Set down the records once more, please, exactly and with the pictures left out.

** BEGIN DATASET ROWS **

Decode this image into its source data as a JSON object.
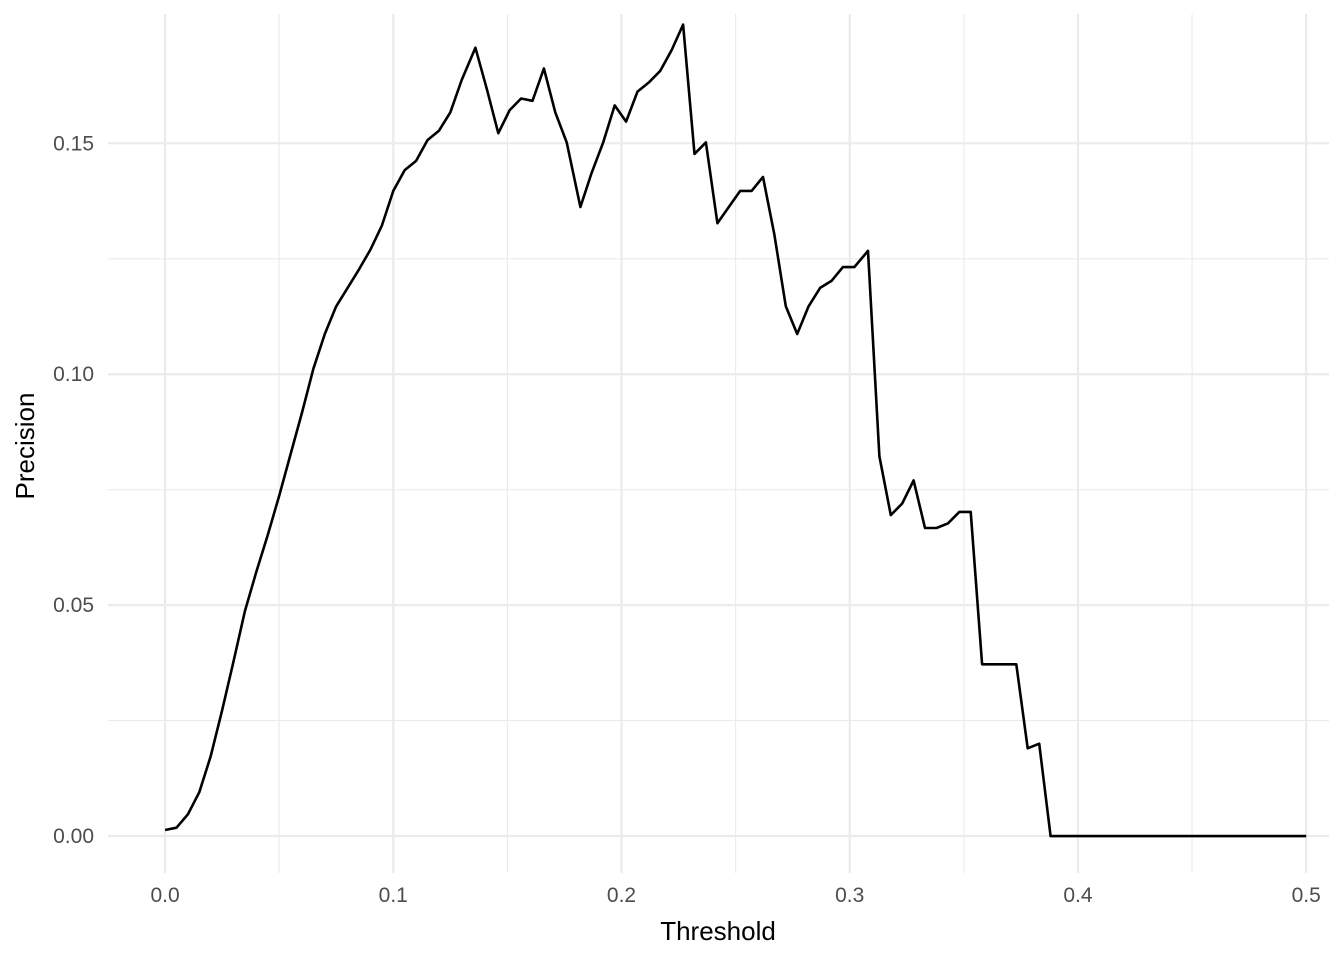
{
  "chart_data": {
    "type": "line",
    "xlabel": "Threshold",
    "ylabel": "Precision",
    "xlim": [
      -0.025,
      0.51
    ],
    "ylim": [
      -0.008,
      0.178
    ],
    "x_ticks": [
      0.0,
      0.1,
      0.2,
      0.3,
      0.4,
      0.5
    ],
    "x_tick_labels": [
      "0.0",
      "0.1",
      "0.2",
      "0.3",
      "0.4",
      "0.5"
    ],
    "y_ticks": [
      0.0,
      0.05,
      0.1,
      0.15
    ],
    "y_tick_labels": [
      "0.00",
      "0.05",
      "0.10",
      "0.15"
    ],
    "x_minor_ticks": [
      0.05,
      0.15,
      0.25,
      0.35,
      0.45
    ],
    "y_minor_ticks": [
      0.025,
      0.075,
      0.125
    ],
    "grid": true,
    "line_color": "#000000",
    "series": [
      {
        "x": [
          0.0,
          0.005,
          0.01,
          0.015,
          0.02,
          0.025,
          0.03,
          0.035,
          0.04,
          0.045,
          0.05,
          0.055,
          0.06,
          0.065,
          0.07,
          0.075,
          0.08,
          0.085,
          0.09,
          0.095,
          0.1,
          0.105,
          0.11,
          0.115,
          0.12,
          0.125,
          0.13,
          0.136,
          0.141,
          0.146,
          0.151,
          0.156,
          0.161,
          0.166,
          0.171,
          0.176,
          0.182,
          0.187,
          0.192,
          0.197,
          0.202,
          0.207,
          0.212,
          0.217,
          0.222,
          0.227,
          0.232,
          0.237,
          0.242,
          0.247,
          0.252,
          0.257,
          0.262,
          0.267,
          0.272,
          0.277,
          0.282,
          0.287,
          0.292,
          0.297,
          0.302,
          0.308,
          0.313,
          0.318,
          0.323,
          0.328,
          0.333,
          0.338,
          0.343,
          0.348,
          0.353,
          0.358,
          0.363,
          0.368,
          0.373,
          0.378,
          0.383,
          0.388,
          0.393,
          0.5
        ],
        "y": [
          0.0013,
          0.0018,
          0.0047,
          0.0095,
          0.0173,
          0.0272,
          0.0378,
          0.0487,
          0.0572,
          0.0652,
          0.0737,
          0.0827,
          0.0917,
          0.1012,
          0.1087,
          0.1147,
          0.1187,
          0.1227,
          0.127,
          0.1322,
          0.1397,
          0.1442,
          0.1462,
          0.1507,
          0.1527,
          0.1567,
          0.1637,
          0.1707,
          0.1617,
          0.1522,
          0.1572,
          0.1597,
          0.1592,
          0.1662,
          0.1567,
          0.1502,
          0.1362,
          0.1437,
          0.1502,
          0.1582,
          0.1547,
          0.1612,
          0.1632,
          0.1657,
          0.1702,
          0.1757,
          0.1477,
          0.1502,
          0.1327,
          0.1362,
          0.1397,
          0.1397,
          0.1427,
          0.1302,
          0.1147,
          0.1087,
          0.1147,
          0.1187,
          0.1202,
          0.1232,
          0.1232,
          0.1267,
          0.0822,
          0.0695,
          0.072,
          0.077,
          0.0667,
          0.0667,
          0.0677,
          0.0702,
          0.0702,
          0.0372,
          0.0372,
          0.0372,
          0.0372,
          0.019,
          0.02,
          0.0,
          0.0,
          0.0
        ]
      }
    ]
  }
}
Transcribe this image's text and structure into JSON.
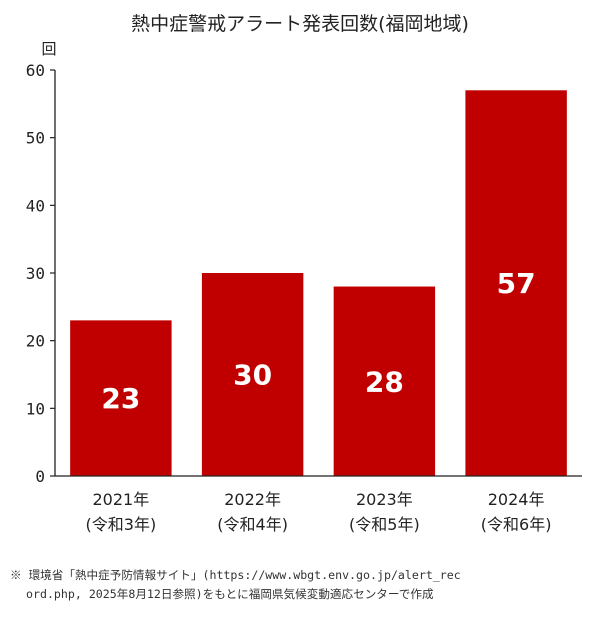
{
  "chart_data": {
    "type": "bar",
    "title": "熱中症警戒アラート発表回数(福岡地域)",
    "ylabel": "回",
    "ylim": [
      0,
      60
    ],
    "yticks": [
      0,
      10,
      20,
      30,
      40,
      50,
      60
    ],
    "categories": [
      [
        "2021年",
        "(令和3年)"
      ],
      [
        "2022年",
        "(令和4年)"
      ],
      [
        "2023年",
        "(令和5年)"
      ],
      [
        "2024年",
        "(令和6年)"
      ]
    ],
    "values": [
      23,
      30,
      28,
      57
    ],
    "bar_color": "#c00000",
    "data_label_color": "#ffffff",
    "grid": false,
    "legend": "none"
  },
  "source_note": {
    "line1": "※ 環境省「熱中症予防情報サイト」(https://www.wbgt.env.go.jp/alert_rec",
    "line2": "ord.php, 2025年8月12日参照)をもとに福岡県気候変動適応センターで作成"
  }
}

** END DATASET ROWS **

* _CORRECT ANSWER_:
Decode this image into its source data as a JSON object.
{
  "chart_data": {
    "type": "line",
    "xlabel": "Threshold",
    "ylabel": "Precision",
    "xlim": [
      -0.025,
      0.51
    ],
    "ylim": [
      -0.008,
      0.178
    ],
    "x_ticks": [
      0.0,
      0.1,
      0.2,
      0.3,
      0.4,
      0.5
    ],
    "x_tick_labels": [
      "0.0",
      "0.1",
      "0.2",
      "0.3",
      "0.4",
      "0.5"
    ],
    "y_ticks": [
      0.0,
      0.05,
      0.1,
      0.15
    ],
    "y_tick_labels": [
      "0.00",
      "0.05",
      "0.10",
      "0.15"
    ],
    "x_minor_ticks": [
      0.05,
      0.15,
      0.25,
      0.35,
      0.45
    ],
    "y_minor_ticks": [
      0.025,
      0.075,
      0.125
    ],
    "grid": true,
    "line_color": "#000000",
    "series": [
      {
        "x": [
          0.0,
          0.005,
          0.01,
          0.015,
          0.02,
          0.025,
          0.03,
          0.035,
          0.04,
          0.045,
          0.05,
          0.055,
          0.06,
          0.065,
          0.07,
          0.075,
          0.08,
          0.085,
          0.09,
          0.095,
          0.1,
          0.105,
          0.11,
          0.115,
          0.12,
          0.125,
          0.13,
          0.136,
          0.141,
          0.146,
          0.151,
          0.156,
          0.161,
          0.166,
          0.171,
          0.176,
          0.182,
          0.187,
          0.192,
          0.197,
          0.202,
          0.207,
          0.212,
          0.217,
          0.222,
          0.227,
          0.232,
          0.237,
          0.242,
          0.247,
          0.252,
          0.257,
          0.262,
          0.267,
          0.272,
          0.277,
          0.282,
          0.287,
          0.292,
          0.297,
          0.302,
          0.308,
          0.313,
          0.318,
          0.323,
          0.328,
          0.333,
          0.338,
          0.343,
          0.348,
          0.353,
          0.358,
          0.363,
          0.368,
          0.373,
          0.378,
          0.383,
          0.388,
          0.393,
          0.5
        ],
        "y": [
          0.0013,
          0.0018,
          0.0047,
          0.0095,
          0.0173,
          0.0272,
          0.0378,
          0.0487,
          0.0572,
          0.0652,
          0.0737,
          0.0827,
          0.0917,
          0.1012,
          0.1087,
          0.1147,
          0.1187,
          0.1227,
          0.127,
          0.1322,
          0.1397,
          0.1442,
          0.1462,
          0.1507,
          0.1527,
          0.1567,
          0.1637,
          0.1707,
          0.1617,
          0.1522,
          0.1572,
          0.1597,
          0.1592,
          0.1662,
          0.1567,
          0.1502,
          0.1362,
          0.1437,
          0.1502,
          0.1582,
          0.1547,
          0.1612,
          0.1632,
          0.1657,
          0.1702,
          0.1757,
          0.1477,
          0.1502,
          0.1327,
          0.1362,
          0.1397,
          0.1397,
          0.1427,
          0.1302,
          0.1147,
          0.1087,
          0.1147,
          0.1187,
          0.1202,
          0.1232,
          0.1232,
          0.1267,
          0.0822,
          0.0695,
          0.072,
          0.077,
          0.0667,
          0.0667,
          0.0677,
          0.0702,
          0.0702,
          0.0372,
          0.0372,
          0.0372,
          0.0372,
          0.019,
          0.02,
          0.0,
          0.0,
          0.0
        ]
      }
    ]
  }
}
Transcribe this image's text and structure into JSON.
{
  "chart_data": {
    "type": "bar",
    "title": "熱中症警戒アラート発表回数(福岡地域)",
    "ylabel": "回",
    "ylim": [
      0,
      60
    ],
    "yticks": [
      0,
      10,
      20,
      30,
      40,
      50,
      60
    ],
    "categories": [
      [
        "2021年",
        "(令和3年)"
      ],
      [
        "2022年",
        "(令和4年)"
      ],
      [
        "2023年",
        "(令和5年)"
      ],
      [
        "2024年",
        "(令和6年)"
      ]
    ],
    "values": [
      23,
      30,
      28,
      57
    ],
    "bar_color": "#c00000",
    "data_label_color": "#ffffff",
    "grid": false,
    "legend": "none"
  },
  "source_note": {
    "line1": "※ 環境省「熱中症予防情報サイト」(https://www.wbgt.env.go.jp/alert_rec",
    "line2": "ord.php, 2025年8月12日参照)をもとに福岡県気候変動適応センターで作成"
  }
}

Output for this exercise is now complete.